• [THE REQUEST]: Find the line containing "Read all visible content and emit it as JSON." in the entries; transcribe it and all remaining lines through the end, exactly as they appear, but not the pictures.
--- Begin DATA TO PROCESS ---
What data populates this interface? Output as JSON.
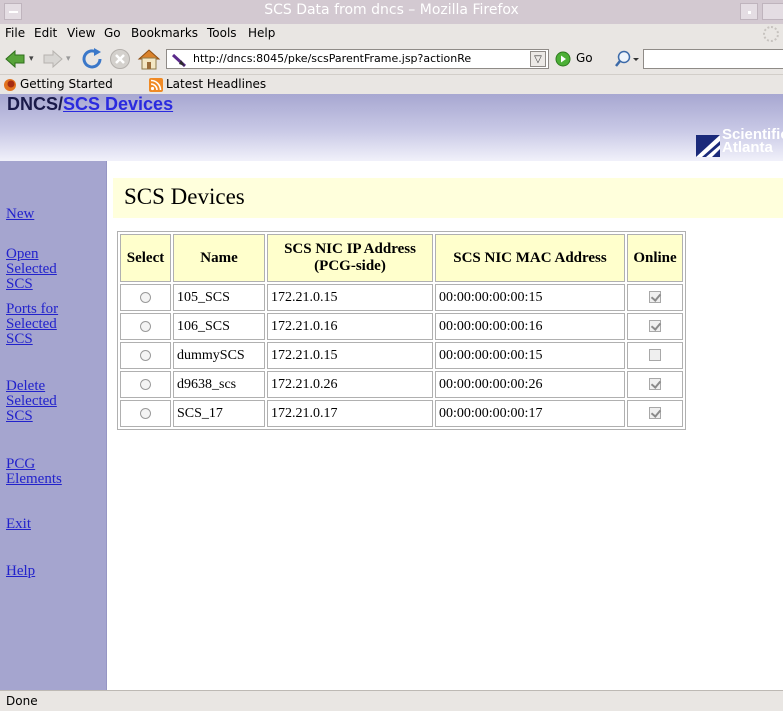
{
  "window": {
    "title": "SCS Data from dncs – Mozilla Firefox"
  },
  "menubar": {
    "items": [
      "File",
      "Edit",
      "View",
      "Go",
      "Bookmarks",
      "Tools",
      "Help"
    ]
  },
  "navbar": {
    "url": "http://dncs:8045/pke/scsParentFrame.jsp?actionRe",
    "go_label": "Go",
    "icons": [
      "back-arrow-icon",
      "forward-arrow-icon",
      "reload-icon",
      "stop-icon",
      "home-icon",
      "search-icon"
    ]
  },
  "bookmarks": {
    "items": [
      {
        "label": "Getting Started",
        "icon": "firefox-icon"
      },
      {
        "label": "Latest Headlines",
        "icon": "rss-feed-icon"
      }
    ]
  },
  "header": {
    "prefix": "DNCS/",
    "link": "SCS Devices",
    "brand": "Scientific Atlanta",
    "colors": {
      "band_top": "#a7a7d1",
      "band_mid": "#c9c9e6",
      "band_bottom": "#f1f1fa"
    }
  },
  "sidebar": {
    "items": [
      {
        "label": "New"
      },
      {
        "label": "Open\nSelected\nSCS"
      },
      {
        "label": "Ports for\nSelected\nSCS"
      },
      {
        "label": "Delete\nSelected\nSCS"
      },
      {
        "label": "PCG\nElements"
      },
      {
        "label": "Exit"
      },
      {
        "label": "Help"
      }
    ]
  },
  "main": {
    "title": "SCS Devices",
    "table": {
      "columns": [
        "Select",
        "Name",
        "SCS NIC IP Address (PCG-side)",
        "SCS NIC MAC Address",
        "Online"
      ],
      "rows": [
        {
          "name": "105_SCS",
          "ip": "172.21.0.15",
          "mac": "00:00:00:00:00:15",
          "online": true
        },
        {
          "name": "106_SCS",
          "ip": "172.21.0.16",
          "mac": "00:00:00:00:00:16",
          "online": true
        },
        {
          "name": "dummySCS",
          "ip": "172.21.0.15",
          "mac": "00:00:00:00:00:15",
          "online": false
        },
        {
          "name": "d9638_scs",
          "ip": "172.21.0.26",
          "mac": "00:00:00:00:00:26",
          "online": true
        },
        {
          "name": "SCS_17",
          "ip": "172.21.0.17",
          "mac": "00:00:00:00:00:17",
          "online": true
        }
      ]
    }
  },
  "statusbar": {
    "text": "Done"
  }
}
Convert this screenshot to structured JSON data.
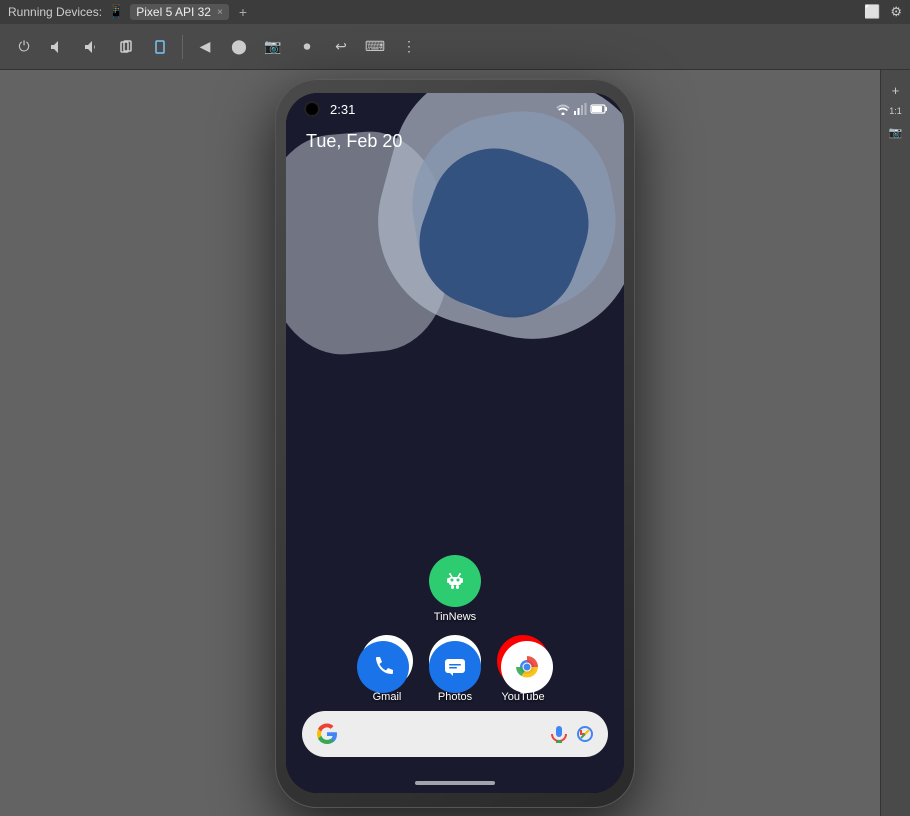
{
  "topbar": {
    "running_devices_label": "Running Devices:",
    "device_name": "Pixel 5 API 32",
    "tab_close": "×",
    "tab_add": "+"
  },
  "toolbar": {
    "buttons": [
      {
        "name": "power-icon",
        "symbol": "⏻"
      },
      {
        "name": "volume-off-icon",
        "symbol": "🔇"
      },
      {
        "name": "volume-down-icon",
        "symbol": "🔉"
      },
      {
        "name": "rotate-icon",
        "symbol": "⟳"
      },
      {
        "name": "screenshot-icon",
        "symbol": "📱"
      },
      {
        "name": "camera-shutter-icon",
        "symbol": "📷"
      },
      {
        "name": "record-icon",
        "symbol": "⏺"
      },
      {
        "name": "back-icon",
        "symbol": "⟵"
      },
      {
        "name": "rotate-screen-icon",
        "symbol": "↩"
      },
      {
        "name": "keyboard-icon",
        "symbol": "⌨"
      },
      {
        "name": "more-icon",
        "symbol": "⋮"
      }
    ]
  },
  "phone": {
    "status_time": "2:31",
    "date": "Tue, Feb 20",
    "apps": {
      "row1": [
        {
          "name": "TinNews",
          "icon_type": "tinnews",
          "label": "TinNews"
        }
      ],
      "row2": [
        {
          "name": "Gmail",
          "icon_type": "gmail",
          "label": "Gmail"
        },
        {
          "name": "Photos",
          "icon_type": "photos",
          "label": "Photos"
        },
        {
          "name": "YouTube",
          "icon_type": "youtube",
          "label": "YouTube"
        }
      ]
    },
    "dock": [
      {
        "name": "Phone",
        "icon_type": "phone"
      },
      {
        "name": "Messages",
        "icon_type": "messages"
      },
      {
        "name": "Chrome",
        "icon_type": "chrome"
      }
    ]
  },
  "sidebar": {
    "zoom_in_label": "+",
    "ratio_label": "1:1",
    "screenshot_label": "📷"
  }
}
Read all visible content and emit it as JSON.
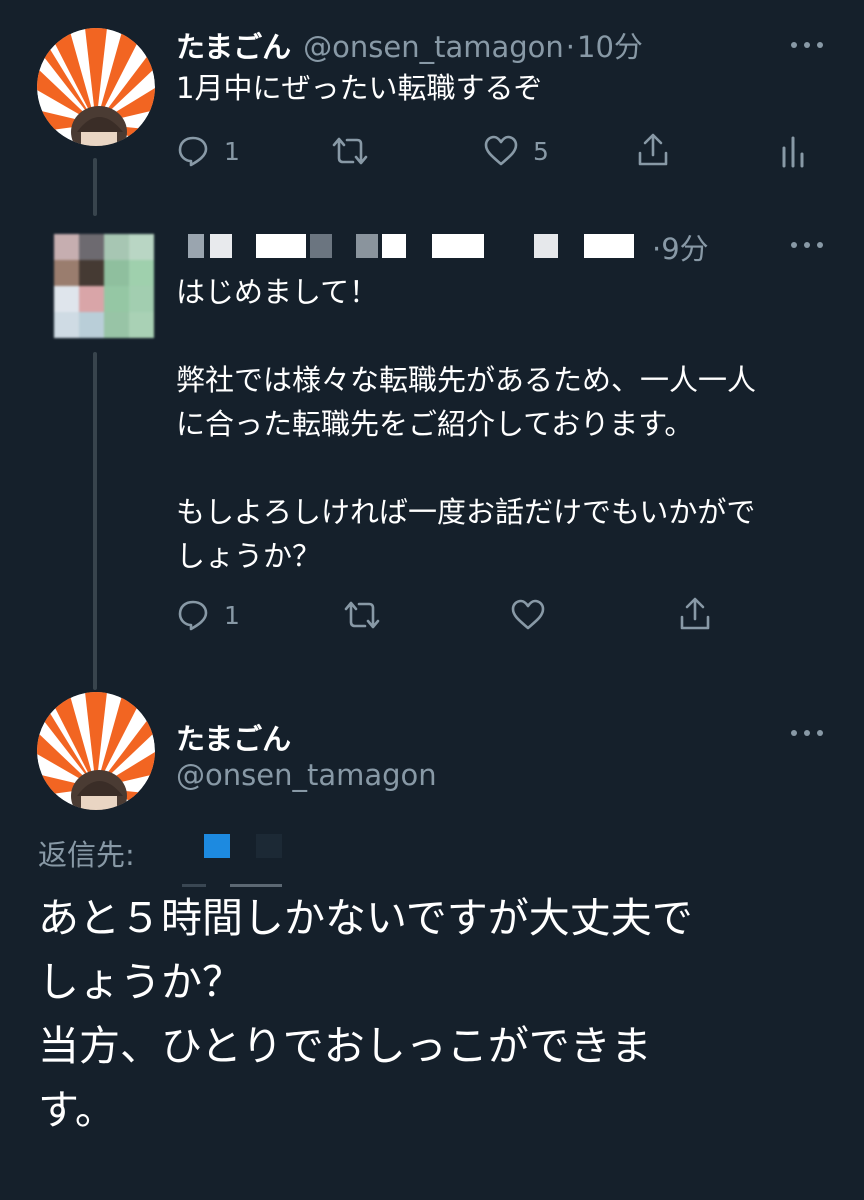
{
  "tweet1": {
    "name": "たまごん",
    "handle": "@onsen_tamagon",
    "separator": "·",
    "time": "10分",
    "text": "1月中にぜったい転職するぞ",
    "reply_count": "1",
    "like_count": "5"
  },
  "tweet2": {
    "time": "·9分",
    "text": "はじめまして！\n\n弊社では様々な転職先があるため、一人一人\nに合った転職先をご紹介しております。\n\nもしよろしければ一度お話だけでもいかがで\nしょうか？",
    "reply_count": "1"
  },
  "tweet3": {
    "name": "たまごん",
    "handle": "@onsen_tamagon",
    "reply_to_label": "返信先:",
    "text": "あと５時間しかないですが大丈夫で\nしょうか？\n当方、ひとりでおしっこができま\nす。"
  },
  "colors": {
    "background": "#15202b",
    "secondary_text": "#8899a6",
    "accent": "#1d9bf0",
    "avatar_orange": "#f26522"
  },
  "icons": {
    "reply": "speech-bubble-icon",
    "retweet": "retweet-arrows-icon",
    "like": "heart-icon",
    "share": "share-upload-icon",
    "analytics": "bar-chart-icon",
    "more": "ellipsis-icon"
  }
}
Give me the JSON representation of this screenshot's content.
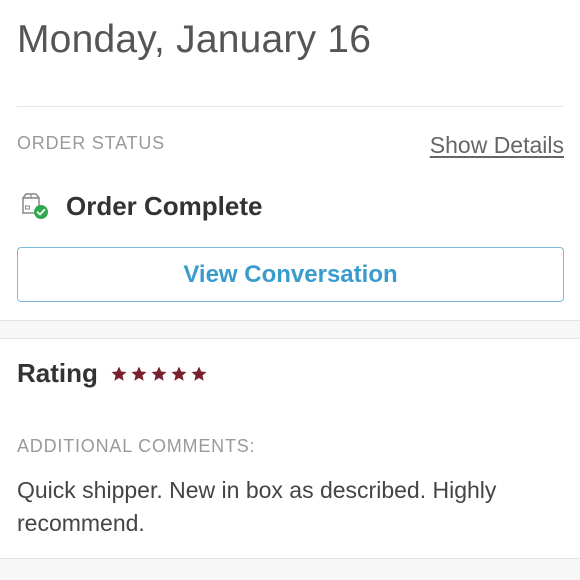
--- End DATA TO PROCESS ---
• [FINISHED ANSWER]:
Read all visible content and emit it as JSON.
{
  "tweet1": {
    "name": "たまごん",
    "handle": "@onsen_tamagon",
    "separator": "·",
    "time": "10分",
    "text": "1月中にぜったい転職するぞ",
    "reply_count": "1",
    "like_count": "5"
  },
  "tweet2": {
    "time": "·9分",
    "text": "はじめまして！\n\n弊社では様々な転職先があるため、一人一人\nに合った転職先をご紹介しております。\n\nもしよろしければ一度お話だけでもいかがで\nしょうか？",
    "reply_count": "1"
  },
  "tweet3": {
    "name": "たまごん",
    "handle": "@onsen_tamagon",
    "reply_to_label": "返信先:",
    "text": "あと５時間しかないですが大丈夫で\nしょうか？\n当方、ひとりでおしっこができま\nす。"
  },
  "colors": {
    "background": "#15202b",
    "secondary_text": "#8899a6",
    "accent": "#1d9bf0",
    "avatar_orange": "#f26522"
  },
  "icons": {
    "reply": "speech-bubble-icon",
    "retweet": "retweet-arrows-icon",
    "like": "heart-icon",
    "share": "share-upload-icon",
    "analytics": "bar-chart-icon",
    "more": "ellipsis-icon"
  }
}
Give me the JSON representation of this screenshot's content.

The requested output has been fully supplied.